▸ **Exercise materials**
## BEGIN

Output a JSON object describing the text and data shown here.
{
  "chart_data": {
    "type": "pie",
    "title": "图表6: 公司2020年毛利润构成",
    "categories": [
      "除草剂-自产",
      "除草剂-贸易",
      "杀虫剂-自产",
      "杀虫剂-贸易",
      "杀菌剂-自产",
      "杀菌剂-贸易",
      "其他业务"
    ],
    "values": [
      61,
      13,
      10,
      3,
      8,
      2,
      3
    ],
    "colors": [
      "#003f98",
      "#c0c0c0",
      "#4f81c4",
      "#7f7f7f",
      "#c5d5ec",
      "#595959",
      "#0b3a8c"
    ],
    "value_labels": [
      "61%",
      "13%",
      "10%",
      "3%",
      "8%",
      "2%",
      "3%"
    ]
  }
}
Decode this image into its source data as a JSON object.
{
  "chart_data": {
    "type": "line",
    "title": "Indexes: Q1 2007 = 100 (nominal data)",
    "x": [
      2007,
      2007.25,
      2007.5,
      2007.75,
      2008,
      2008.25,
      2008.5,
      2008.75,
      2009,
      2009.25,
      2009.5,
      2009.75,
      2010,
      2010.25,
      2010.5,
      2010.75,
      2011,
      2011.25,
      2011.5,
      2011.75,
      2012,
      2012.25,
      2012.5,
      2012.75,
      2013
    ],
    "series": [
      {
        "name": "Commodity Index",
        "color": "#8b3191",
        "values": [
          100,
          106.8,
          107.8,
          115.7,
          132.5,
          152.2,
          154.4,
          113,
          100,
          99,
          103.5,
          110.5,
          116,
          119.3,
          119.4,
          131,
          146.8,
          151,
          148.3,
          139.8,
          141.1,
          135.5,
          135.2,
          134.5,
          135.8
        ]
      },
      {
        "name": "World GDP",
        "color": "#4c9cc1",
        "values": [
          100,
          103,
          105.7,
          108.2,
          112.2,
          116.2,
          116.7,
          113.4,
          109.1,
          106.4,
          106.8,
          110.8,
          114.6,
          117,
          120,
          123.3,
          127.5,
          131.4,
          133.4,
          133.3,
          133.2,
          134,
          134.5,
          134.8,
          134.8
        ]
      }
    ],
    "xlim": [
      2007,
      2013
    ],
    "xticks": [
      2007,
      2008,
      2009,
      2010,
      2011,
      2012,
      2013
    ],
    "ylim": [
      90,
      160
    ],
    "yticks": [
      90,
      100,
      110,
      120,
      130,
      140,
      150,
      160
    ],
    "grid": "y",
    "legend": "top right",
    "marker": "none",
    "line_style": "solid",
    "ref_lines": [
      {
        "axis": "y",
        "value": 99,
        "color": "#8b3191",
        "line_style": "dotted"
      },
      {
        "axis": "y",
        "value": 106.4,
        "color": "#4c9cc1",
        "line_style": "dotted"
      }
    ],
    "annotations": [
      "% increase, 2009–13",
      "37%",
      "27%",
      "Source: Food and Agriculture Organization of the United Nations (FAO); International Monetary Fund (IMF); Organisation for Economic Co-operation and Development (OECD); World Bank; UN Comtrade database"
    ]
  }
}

## END

▸ **To be done**
Write the material out again word for word.

▸ **Solution to this problem**
Output a JSON object describing the text and data shown here.
{
  "chart_data": {
    "type": "pie",
    "title": "图表6: 公司2020年毛利润构成",
    "categories": [
      "除草剂-自产",
      "除草剂-贸易",
      "杀虫剂-自产",
      "杀虫剂-贸易",
      "杀菌剂-自产",
      "杀菌剂-贸易",
      "其他业务"
    ],
    "values": [
      61,
      13,
      10,
      3,
      8,
      2,
      3
    ],
    "colors": [
      "#003f98",
      "#c0c0c0",
      "#4f81c4",
      "#7f7f7f",
      "#c5d5ec",
      "#595959",
      "#0b3a8c"
    ],
    "value_labels": [
      "61%",
      "13%",
      "10%",
      "3%",
      "8%",
      "2%",
      "3%"
    ]
  }
}
Decode this image into its source data as a JSON object.
{
  "chart_data": {
    "type": "line",
    "title": "Indexes: Q1 2007 = 100 (nominal data)",
    "x": [
      2007,
      2007.25,
      2007.5,
      2007.75,
      2008,
      2008.25,
      2008.5,
      2008.75,
      2009,
      2009.25,
      2009.5,
      2009.75,
      2010,
      2010.25,
      2010.5,
      2010.75,
      2011,
      2011.25,
      2011.5,
      2011.75,
      2012,
      2012.25,
      2012.5,
      2012.75,
      2013
    ],
    "series": [
      {
        "name": "Commodity Index",
        "color": "#8b3191",
        "values": [
          100,
          106.8,
          107.8,
          115.7,
          132.5,
          152.2,
          154.4,
          113,
          100,
          99,
          103.5,
          110.5,
          116,
          119.3,
          119.4,
          131,
          146.8,
          151,
          148.3,
          139.8,
          141.1,
          135.5,
          135.2,
          134.5,
          135.8
        ]
      },
      {
        "name": "World GDP",
        "color": "#4c9cc1",
        "values": [
          100,
          103,
          105.7,
          108.2,
          112.2,
          116.2,
          116.7,
          113.4,
          109.1,
          106.4,
          106.8,
          110.8,
          114.6,
          117,
          120,
          123.3,
          127.5,
          131.4,
          133.4,
          133.3,
          133.2,
          134,
          134.5,
          134.8,
          134.8
        ]
      }
    ],
    "xlim": [
      2007,
      2013
    ],
    "xticks": [
      2007,
      2008,
      2009,
      2010,
      2011,
      2012,
      2013
    ],
    "ylim": [
      90,
      160
    ],
    "yticks": [
      90,
      100,
      110,
      120,
      130,
      140,
      150,
      160
    ],
    "grid": "y",
    "legend": "top right",
    "marker": "none",
    "line_style": "solid",
    "ref_lines": [
      {
        "axis": "y",
        "value": 99,
        "color": "#8b3191",
        "line_style": "dotted"
      },
      {
        "axis": "y",
        "value": 106.4,
        "color": "#4c9cc1",
        "line_style": "dotted"
      }
    ],
    "annotations": [
      "% increase, 2009–13",
      "37%",
      "27%",
      "Source: Food and Agriculture Organization of the United Nations (FAO); International Monetary Fund (IMF); Organisation for Economic Co-operation and Development (OECD); World Bank; UN Comtrade database"
    ]
  }
}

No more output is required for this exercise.